[What to produce]
Copy out each line in the material below that has the word "WASHER".

[Material provided]
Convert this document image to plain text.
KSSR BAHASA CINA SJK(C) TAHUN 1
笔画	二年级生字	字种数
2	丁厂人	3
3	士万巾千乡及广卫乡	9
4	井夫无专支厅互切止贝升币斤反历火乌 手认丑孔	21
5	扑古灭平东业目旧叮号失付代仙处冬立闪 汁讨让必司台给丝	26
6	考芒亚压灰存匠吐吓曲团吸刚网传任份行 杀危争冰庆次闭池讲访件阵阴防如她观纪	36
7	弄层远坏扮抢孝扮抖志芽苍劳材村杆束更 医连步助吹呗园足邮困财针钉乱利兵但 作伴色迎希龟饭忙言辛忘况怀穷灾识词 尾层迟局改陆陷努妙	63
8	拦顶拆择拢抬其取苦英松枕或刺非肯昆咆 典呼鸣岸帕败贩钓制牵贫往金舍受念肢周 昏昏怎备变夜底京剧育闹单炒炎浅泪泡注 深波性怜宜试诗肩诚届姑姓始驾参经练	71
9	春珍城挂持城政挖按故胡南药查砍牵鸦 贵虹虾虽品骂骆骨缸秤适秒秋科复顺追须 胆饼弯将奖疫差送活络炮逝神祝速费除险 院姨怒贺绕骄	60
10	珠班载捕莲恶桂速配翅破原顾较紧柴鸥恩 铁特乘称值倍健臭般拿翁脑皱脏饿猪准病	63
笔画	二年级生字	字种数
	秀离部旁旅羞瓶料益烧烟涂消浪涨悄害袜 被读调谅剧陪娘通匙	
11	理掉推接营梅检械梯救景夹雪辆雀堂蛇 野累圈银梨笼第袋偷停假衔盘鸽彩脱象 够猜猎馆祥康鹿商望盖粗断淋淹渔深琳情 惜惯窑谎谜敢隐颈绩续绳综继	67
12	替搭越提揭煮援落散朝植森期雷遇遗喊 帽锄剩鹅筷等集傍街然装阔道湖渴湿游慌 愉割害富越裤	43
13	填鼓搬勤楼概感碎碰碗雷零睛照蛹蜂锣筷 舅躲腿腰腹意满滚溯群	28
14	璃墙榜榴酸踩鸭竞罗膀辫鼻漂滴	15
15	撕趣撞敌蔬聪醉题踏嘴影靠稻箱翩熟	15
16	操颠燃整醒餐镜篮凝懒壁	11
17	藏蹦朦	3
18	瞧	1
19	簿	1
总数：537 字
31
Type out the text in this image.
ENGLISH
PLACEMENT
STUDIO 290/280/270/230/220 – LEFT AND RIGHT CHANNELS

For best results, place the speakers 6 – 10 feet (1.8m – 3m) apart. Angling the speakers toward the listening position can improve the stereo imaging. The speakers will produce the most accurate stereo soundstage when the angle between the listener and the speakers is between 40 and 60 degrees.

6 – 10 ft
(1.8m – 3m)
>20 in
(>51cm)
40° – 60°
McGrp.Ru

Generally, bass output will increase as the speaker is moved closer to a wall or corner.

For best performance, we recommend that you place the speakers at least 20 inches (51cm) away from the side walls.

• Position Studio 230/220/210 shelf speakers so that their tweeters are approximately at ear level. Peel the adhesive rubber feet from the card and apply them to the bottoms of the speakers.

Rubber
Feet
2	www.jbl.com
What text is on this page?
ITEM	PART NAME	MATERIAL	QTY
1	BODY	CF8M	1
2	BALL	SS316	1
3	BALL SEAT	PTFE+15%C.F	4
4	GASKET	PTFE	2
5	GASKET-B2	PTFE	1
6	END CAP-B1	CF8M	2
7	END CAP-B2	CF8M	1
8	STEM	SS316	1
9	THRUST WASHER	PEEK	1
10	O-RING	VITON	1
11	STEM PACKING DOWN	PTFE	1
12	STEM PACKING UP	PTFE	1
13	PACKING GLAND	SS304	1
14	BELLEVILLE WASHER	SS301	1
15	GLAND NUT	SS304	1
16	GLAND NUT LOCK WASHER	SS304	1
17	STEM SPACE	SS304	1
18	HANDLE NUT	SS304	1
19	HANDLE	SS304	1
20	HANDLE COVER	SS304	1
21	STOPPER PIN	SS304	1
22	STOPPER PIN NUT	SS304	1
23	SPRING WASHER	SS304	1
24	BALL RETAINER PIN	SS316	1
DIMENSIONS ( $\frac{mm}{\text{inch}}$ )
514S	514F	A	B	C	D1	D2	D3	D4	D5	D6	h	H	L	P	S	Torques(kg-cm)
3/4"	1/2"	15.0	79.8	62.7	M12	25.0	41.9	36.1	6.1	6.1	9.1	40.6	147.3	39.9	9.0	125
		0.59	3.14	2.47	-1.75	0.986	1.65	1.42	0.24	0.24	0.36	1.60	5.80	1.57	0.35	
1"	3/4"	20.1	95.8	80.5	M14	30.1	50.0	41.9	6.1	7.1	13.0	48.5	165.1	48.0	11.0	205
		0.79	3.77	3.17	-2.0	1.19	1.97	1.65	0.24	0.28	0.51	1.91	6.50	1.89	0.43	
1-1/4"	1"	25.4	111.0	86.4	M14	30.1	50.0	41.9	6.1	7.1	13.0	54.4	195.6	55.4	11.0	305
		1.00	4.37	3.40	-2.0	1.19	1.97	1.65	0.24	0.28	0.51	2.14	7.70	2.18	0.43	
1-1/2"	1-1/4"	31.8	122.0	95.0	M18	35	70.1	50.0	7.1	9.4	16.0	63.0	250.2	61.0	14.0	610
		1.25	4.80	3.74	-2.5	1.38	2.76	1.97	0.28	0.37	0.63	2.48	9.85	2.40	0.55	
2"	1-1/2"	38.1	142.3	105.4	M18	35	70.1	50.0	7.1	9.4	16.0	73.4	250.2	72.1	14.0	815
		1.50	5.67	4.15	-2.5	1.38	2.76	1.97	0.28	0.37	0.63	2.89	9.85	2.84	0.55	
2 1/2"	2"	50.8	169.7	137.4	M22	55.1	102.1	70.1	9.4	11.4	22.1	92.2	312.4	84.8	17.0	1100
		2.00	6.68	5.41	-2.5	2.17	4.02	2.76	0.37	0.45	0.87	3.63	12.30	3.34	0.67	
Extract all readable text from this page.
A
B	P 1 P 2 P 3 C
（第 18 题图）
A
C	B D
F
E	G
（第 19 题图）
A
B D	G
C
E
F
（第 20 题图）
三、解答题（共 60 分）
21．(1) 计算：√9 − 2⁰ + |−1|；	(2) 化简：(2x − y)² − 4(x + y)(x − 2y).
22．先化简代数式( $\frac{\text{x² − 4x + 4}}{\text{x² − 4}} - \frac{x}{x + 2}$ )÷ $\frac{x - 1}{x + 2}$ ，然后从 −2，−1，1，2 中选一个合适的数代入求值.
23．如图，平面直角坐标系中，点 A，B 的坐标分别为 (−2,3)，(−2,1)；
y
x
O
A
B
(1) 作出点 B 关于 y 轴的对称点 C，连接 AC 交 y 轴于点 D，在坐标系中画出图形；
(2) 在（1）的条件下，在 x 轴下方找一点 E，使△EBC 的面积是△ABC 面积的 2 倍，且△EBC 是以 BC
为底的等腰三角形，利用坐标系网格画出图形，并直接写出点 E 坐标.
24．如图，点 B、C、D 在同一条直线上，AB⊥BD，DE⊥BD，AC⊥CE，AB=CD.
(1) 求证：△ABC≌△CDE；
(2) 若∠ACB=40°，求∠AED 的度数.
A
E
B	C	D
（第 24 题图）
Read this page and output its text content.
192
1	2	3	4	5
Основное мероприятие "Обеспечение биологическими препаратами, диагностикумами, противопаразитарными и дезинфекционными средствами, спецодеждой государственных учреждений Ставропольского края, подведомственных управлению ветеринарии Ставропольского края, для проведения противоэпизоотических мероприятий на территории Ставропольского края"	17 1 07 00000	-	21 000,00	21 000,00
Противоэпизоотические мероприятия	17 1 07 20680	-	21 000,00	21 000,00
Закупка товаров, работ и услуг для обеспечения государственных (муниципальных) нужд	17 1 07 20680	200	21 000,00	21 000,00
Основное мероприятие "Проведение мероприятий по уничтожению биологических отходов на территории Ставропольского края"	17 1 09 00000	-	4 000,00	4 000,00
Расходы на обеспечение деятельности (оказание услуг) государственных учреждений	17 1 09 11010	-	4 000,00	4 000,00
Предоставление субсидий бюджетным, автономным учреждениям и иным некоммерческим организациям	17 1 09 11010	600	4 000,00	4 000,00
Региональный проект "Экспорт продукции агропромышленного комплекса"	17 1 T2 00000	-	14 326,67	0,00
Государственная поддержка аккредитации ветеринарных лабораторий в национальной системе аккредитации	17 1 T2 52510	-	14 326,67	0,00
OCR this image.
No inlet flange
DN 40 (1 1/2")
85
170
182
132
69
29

[Problem solution]
9	THRUST WASHER	PEEK	1
14	BELLEVILLE WASHER	SS301	1
16	GLAND NUT LOCK WASHER	SS304	1
23	SPRING WASHER	SS304	1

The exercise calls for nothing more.